> [The exercise]:
Print each line exactly as it is given.

> [Record extracts]:
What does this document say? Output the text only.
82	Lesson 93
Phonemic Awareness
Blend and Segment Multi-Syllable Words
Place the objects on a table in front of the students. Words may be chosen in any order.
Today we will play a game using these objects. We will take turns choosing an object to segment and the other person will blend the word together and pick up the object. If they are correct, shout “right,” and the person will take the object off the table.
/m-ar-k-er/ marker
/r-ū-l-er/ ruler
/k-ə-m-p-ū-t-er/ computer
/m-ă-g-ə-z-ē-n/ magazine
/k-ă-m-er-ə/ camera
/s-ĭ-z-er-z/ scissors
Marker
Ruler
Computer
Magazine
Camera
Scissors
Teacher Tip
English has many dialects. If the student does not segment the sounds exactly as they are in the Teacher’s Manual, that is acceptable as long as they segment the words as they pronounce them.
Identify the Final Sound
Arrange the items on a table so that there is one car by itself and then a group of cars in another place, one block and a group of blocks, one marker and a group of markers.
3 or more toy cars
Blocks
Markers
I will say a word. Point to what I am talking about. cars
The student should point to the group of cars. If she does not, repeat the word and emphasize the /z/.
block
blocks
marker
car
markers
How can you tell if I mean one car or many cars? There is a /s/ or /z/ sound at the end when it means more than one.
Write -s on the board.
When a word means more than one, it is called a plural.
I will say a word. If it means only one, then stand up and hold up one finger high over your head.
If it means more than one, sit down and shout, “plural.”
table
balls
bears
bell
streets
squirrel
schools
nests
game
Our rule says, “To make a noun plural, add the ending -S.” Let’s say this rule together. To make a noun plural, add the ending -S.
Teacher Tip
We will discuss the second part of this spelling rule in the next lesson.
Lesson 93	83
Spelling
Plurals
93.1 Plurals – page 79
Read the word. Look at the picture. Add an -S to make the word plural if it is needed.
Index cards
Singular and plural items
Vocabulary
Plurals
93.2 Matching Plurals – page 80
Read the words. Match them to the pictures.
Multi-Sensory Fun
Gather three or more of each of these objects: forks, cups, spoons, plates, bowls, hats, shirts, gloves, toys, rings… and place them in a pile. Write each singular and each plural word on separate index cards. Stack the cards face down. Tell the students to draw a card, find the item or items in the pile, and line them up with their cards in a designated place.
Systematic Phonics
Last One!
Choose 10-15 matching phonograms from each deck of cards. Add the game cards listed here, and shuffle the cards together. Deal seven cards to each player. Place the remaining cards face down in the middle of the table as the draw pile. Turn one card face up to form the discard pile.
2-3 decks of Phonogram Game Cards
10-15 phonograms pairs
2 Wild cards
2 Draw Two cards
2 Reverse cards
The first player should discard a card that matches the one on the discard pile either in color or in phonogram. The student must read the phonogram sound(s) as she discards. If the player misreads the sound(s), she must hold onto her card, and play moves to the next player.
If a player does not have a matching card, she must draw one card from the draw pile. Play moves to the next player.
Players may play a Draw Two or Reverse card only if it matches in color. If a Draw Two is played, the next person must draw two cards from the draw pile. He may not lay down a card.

> [Solution to this exercise]:
What does this document say? Output the text only.
82	Lesson 93
Phonemic Awareness
Blend and Segment Multi-Syllable Words
Place the objects on a table in front of the students. Words may be chosen in any order.
Today we will play a game using these objects. We will take turns choosing an object to segment and the other person will blend the word together and pick up the object. If they are correct, shout “right,” and the person will take the object off the table.
/m-ar-k-er/ marker
/r-ū-l-er/ ruler
/k-ə-m-p-ū-t-er/ computer
/m-ă-g-ə-z-ē-n/ magazine
/k-ă-m-er-ə/ camera
/s-ĭ-z-er-z/ scissors
Marker
Ruler
Computer
Magazine
Camera
Scissors
Teacher Tip
English has many dialects. If the student does not segment the sounds exactly as they are in the Teacher’s Manual, that is acceptable as long as they segment the words as they pronounce them.
Identify the Final Sound
Arrange the items on a table so that there is one car by itself and then a group of cars in another place, one block and a group of blocks, one marker and a group of markers.
3 or more toy cars
Blocks
Markers
I will say a word. Point to what I am talking about. cars
The student should point to the group of cars. If she does not, repeat the word and emphasize the /z/.
block
blocks
marker
car
markers
How can you tell if I mean one car or many cars? There is a /s/ or /z/ sound at the end when it means more than one.
Write -s on the board.
When a word means more than one, it is called a plural.
I will say a word. If it means only one, then stand up and hold up one finger high over your head.
If it means more than one, sit down and shout, “plural.”
table
balls
bears
bell
streets
squirrel
schools
nests
game
Our rule says, “To make a noun plural, add the ending -S.” Let’s say this rule together. To make a noun plural, add the ending -S.
Teacher Tip
We will discuss the second part of this spelling rule in the next lesson.
Lesson 93	83
Spelling
Plurals
93.1 Plurals – page 79
Read the word. Look at the picture. Add an -S to make the word plural if it is needed.
Index cards
Singular and plural items
Vocabulary
Plurals
93.2 Matching Plurals – page 80
Read the words. Match them to the pictures.
Multi-Sensory Fun
Gather three or more of each of these objects: forks, cups, spoons, plates, bowls, hats, shirts, gloves, toys, rings… and place them in a pile. Write each singular and each plural word on separate index cards. Stack the cards face down. Tell the students to draw a card, find the item or items in the pile, and line them up with their cards in a designated place.
Systematic Phonics
Last One!
Choose 10-15 matching phonograms from each deck of cards. Add the game cards listed here, and shuffle the cards together. Deal seven cards to each player. Place the remaining cards face down in the middle of the table as the draw pile. Turn one card face up to form the discard pile.
2-3 decks of Phonogram Game Cards
10-15 phonograms pairs
2 Wild cards
2 Draw Two cards
2 Reverse cards
The first player should discard a card that matches the one on the discard pile either in color or in phonogram. The student must read the phonogram sound(s) as she discards. If the player misreads the sound(s), she must hold onto her card, and play moves to the next player.
If a player does not have a matching card, she must draw one card from the draw pile. Play moves to the next player.
Players may play a Draw Two or Reverse card only if it matches in color. If a Draw Two is played, the next person must draw two cards from the draw pile. He may not lay down a card.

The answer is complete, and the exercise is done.